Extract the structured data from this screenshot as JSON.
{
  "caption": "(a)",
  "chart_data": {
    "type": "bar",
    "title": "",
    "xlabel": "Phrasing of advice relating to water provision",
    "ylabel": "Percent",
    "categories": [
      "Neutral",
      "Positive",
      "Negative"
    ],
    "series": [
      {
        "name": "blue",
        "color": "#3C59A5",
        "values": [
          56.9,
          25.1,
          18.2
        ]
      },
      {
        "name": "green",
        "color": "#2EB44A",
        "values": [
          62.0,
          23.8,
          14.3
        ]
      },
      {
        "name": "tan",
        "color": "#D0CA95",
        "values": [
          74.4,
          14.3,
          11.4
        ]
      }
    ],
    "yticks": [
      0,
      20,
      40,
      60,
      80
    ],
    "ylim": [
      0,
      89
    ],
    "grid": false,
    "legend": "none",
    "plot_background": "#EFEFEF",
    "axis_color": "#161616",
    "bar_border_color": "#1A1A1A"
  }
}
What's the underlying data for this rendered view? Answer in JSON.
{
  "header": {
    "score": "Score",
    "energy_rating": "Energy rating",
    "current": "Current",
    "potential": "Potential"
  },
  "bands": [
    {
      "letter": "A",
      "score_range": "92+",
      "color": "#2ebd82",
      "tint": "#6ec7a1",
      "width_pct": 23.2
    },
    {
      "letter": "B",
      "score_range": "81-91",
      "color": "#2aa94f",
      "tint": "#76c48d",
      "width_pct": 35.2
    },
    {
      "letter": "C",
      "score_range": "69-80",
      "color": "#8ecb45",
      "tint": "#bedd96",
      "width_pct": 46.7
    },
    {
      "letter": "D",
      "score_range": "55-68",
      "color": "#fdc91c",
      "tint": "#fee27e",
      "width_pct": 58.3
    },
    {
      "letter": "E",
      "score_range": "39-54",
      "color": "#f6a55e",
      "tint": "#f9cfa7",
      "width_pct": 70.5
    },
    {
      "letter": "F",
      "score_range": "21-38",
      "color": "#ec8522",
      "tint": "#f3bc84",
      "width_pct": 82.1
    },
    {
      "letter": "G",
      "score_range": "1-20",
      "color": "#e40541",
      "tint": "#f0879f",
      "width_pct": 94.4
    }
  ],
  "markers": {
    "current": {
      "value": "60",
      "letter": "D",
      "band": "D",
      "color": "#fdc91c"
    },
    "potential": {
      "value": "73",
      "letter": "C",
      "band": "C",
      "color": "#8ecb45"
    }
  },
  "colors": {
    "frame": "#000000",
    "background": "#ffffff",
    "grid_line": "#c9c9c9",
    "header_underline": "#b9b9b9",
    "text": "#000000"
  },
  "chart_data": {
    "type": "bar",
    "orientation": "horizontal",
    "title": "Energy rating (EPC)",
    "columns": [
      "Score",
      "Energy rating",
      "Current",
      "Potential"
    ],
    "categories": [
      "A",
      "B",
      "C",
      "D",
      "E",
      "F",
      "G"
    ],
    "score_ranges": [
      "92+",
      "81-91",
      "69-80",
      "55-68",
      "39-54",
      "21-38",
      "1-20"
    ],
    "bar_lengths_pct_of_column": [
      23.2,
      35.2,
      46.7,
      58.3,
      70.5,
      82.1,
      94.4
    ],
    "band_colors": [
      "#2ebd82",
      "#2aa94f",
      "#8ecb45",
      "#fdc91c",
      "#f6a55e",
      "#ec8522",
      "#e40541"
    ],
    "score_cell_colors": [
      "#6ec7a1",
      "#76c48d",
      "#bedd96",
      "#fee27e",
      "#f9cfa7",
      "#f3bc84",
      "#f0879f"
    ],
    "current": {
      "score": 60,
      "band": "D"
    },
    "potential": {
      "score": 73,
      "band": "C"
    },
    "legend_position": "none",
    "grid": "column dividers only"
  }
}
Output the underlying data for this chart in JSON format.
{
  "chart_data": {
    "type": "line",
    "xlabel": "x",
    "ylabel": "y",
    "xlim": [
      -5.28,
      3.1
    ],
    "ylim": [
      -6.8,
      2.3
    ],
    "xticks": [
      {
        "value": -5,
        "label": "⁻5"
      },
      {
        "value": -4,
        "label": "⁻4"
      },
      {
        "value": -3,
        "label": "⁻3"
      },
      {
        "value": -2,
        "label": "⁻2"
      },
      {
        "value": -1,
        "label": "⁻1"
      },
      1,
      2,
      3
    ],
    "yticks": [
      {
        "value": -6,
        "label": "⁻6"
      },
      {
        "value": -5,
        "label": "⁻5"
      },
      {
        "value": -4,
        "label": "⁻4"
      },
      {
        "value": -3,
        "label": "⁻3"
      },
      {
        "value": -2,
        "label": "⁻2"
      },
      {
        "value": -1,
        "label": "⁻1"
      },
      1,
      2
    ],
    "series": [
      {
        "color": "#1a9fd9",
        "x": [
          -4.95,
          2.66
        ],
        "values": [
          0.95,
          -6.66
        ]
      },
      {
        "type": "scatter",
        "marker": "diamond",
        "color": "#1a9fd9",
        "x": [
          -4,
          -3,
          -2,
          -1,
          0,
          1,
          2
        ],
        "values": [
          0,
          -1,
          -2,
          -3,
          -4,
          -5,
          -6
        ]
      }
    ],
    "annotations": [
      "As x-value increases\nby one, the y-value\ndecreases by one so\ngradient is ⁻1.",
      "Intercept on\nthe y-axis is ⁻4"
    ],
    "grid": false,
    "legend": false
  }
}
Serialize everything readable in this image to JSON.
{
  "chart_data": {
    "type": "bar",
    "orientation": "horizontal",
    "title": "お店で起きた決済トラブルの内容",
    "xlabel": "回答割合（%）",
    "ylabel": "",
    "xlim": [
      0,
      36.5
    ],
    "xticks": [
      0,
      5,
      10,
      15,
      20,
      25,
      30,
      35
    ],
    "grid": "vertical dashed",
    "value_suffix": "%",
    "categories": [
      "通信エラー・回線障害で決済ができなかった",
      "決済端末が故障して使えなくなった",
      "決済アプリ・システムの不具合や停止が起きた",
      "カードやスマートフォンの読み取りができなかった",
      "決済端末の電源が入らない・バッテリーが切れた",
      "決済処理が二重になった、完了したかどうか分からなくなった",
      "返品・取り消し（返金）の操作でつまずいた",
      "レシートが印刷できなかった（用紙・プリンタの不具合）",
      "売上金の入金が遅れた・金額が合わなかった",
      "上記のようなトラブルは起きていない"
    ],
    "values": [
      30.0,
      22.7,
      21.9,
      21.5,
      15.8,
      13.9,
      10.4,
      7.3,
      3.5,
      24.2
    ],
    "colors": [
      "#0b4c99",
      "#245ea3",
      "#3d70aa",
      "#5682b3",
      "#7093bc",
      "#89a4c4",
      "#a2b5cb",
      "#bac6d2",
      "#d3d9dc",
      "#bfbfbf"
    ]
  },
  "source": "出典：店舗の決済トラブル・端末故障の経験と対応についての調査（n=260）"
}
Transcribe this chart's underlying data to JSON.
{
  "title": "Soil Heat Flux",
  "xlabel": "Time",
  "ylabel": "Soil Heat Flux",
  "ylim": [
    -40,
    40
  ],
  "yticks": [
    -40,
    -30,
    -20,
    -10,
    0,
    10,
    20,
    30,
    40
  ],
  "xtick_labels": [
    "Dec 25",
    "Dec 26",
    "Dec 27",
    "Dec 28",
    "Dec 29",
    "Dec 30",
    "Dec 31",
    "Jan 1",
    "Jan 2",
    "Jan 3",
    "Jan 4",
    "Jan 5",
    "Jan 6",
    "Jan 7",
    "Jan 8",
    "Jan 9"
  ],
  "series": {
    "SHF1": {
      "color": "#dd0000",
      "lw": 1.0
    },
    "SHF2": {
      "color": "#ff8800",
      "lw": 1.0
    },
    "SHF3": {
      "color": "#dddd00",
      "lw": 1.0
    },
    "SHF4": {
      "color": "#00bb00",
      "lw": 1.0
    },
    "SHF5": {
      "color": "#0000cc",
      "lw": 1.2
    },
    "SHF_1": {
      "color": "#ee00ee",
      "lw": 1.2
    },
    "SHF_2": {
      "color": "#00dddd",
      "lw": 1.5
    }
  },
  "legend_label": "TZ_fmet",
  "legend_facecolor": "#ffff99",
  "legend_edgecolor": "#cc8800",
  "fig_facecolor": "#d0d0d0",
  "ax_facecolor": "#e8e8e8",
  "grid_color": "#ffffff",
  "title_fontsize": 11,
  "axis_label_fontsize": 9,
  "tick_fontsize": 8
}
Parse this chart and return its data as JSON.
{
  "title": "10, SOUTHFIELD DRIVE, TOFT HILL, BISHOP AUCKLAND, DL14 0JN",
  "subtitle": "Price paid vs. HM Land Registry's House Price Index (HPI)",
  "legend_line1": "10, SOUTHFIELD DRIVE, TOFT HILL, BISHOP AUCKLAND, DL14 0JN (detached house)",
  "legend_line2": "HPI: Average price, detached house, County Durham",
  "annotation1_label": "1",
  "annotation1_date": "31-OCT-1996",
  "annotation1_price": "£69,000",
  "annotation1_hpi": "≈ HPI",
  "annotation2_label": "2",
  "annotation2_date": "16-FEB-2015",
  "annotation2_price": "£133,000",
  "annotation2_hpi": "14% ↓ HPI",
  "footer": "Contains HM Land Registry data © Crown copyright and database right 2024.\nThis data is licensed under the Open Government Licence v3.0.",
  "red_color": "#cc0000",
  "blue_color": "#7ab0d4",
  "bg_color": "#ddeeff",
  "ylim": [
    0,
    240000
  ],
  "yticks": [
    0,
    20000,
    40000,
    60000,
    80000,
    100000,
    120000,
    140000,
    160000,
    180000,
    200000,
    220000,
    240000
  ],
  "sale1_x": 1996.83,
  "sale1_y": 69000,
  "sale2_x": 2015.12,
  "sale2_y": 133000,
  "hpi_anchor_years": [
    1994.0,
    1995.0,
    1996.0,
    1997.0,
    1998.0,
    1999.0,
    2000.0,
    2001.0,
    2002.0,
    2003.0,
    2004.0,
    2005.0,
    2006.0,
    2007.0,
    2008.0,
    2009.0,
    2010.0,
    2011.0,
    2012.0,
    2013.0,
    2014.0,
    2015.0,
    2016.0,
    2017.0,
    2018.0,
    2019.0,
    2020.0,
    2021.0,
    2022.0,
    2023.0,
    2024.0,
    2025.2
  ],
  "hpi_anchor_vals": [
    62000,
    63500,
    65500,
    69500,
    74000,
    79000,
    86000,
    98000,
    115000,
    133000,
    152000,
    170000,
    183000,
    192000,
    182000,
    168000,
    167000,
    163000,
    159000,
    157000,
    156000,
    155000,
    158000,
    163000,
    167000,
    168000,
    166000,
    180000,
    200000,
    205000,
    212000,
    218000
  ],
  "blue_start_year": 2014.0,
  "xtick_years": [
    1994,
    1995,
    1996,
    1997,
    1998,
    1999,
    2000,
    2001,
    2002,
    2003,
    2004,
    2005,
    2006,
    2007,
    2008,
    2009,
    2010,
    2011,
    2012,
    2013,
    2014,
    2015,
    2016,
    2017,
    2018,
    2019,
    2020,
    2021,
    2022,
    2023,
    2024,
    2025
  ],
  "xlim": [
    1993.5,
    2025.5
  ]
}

····················

**Short exercise:** Look through the entries and return every line where "ffffff" appears.

**Result for this exercise:**
    "background": "#ffffff",
  "grid_color": "#ffffff",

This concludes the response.